### What needs to be done
Filter the entries below, keeping every line that has the word "írás".

### Dataset records
##############################
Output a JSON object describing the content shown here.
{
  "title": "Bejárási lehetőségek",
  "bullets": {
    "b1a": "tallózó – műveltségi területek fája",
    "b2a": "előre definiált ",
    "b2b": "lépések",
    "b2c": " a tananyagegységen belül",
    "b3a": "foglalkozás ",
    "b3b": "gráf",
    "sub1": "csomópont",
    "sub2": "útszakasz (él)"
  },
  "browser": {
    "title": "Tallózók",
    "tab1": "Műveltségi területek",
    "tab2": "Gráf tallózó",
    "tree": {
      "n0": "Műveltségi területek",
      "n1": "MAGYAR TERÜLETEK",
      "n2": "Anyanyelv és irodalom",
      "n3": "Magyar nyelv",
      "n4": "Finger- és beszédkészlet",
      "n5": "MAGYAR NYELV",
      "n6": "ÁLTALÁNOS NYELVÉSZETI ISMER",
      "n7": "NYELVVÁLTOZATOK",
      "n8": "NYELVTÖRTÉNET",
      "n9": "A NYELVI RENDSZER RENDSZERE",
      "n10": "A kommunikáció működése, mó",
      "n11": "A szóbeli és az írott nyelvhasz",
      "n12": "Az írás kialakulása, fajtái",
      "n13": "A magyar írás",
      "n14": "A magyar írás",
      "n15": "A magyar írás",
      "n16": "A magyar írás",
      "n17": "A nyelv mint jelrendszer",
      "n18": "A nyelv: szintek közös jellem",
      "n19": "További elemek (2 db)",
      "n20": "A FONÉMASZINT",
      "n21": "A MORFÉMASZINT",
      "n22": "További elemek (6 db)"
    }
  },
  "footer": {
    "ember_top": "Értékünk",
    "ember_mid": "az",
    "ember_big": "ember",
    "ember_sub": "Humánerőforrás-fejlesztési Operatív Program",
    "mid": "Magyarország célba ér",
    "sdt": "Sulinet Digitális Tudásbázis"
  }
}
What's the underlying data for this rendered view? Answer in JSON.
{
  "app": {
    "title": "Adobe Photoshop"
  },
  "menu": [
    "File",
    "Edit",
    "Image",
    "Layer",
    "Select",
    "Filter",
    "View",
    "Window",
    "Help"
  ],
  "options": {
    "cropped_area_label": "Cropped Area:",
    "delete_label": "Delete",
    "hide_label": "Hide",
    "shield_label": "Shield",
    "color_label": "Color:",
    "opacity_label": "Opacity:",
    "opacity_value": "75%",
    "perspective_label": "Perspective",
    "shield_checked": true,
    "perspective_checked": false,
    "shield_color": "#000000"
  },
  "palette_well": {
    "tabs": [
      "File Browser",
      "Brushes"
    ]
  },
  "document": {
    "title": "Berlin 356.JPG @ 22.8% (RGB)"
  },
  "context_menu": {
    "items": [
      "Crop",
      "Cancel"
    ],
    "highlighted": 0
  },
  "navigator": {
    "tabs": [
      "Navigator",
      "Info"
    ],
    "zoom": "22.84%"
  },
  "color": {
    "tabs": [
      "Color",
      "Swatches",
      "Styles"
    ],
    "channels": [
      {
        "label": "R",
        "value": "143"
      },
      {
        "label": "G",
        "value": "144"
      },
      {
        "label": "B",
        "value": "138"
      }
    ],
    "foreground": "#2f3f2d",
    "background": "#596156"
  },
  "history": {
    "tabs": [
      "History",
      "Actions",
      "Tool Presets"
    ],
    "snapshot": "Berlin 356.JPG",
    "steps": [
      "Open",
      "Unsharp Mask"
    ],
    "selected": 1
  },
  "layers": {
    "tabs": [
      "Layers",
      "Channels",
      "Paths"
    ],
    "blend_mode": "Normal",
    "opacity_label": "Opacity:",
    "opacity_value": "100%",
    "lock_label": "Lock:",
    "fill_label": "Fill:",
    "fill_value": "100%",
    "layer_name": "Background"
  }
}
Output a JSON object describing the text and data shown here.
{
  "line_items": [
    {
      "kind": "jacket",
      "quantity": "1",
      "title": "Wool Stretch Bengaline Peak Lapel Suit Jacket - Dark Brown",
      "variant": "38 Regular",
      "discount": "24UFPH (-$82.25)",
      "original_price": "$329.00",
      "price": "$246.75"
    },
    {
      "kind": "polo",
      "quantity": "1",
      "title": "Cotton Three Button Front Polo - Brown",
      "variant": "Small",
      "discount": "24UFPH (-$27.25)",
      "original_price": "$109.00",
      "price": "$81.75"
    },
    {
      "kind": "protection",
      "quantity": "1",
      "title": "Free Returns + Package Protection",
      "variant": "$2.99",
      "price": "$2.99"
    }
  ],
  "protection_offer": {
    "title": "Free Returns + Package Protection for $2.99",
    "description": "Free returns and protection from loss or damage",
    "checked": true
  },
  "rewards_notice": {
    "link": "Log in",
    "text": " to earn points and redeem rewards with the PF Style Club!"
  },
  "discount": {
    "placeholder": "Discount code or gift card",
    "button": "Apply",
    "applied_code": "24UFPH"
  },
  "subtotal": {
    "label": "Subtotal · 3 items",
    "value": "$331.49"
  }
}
##############################
### Right answer
      "n12": "Az írás kialakulása, fajtái",
      "n13": "A magyar írás",
      "n14": "A magyar írás",
      "n15": "A magyar írás",
      "n16": "A magyar írás",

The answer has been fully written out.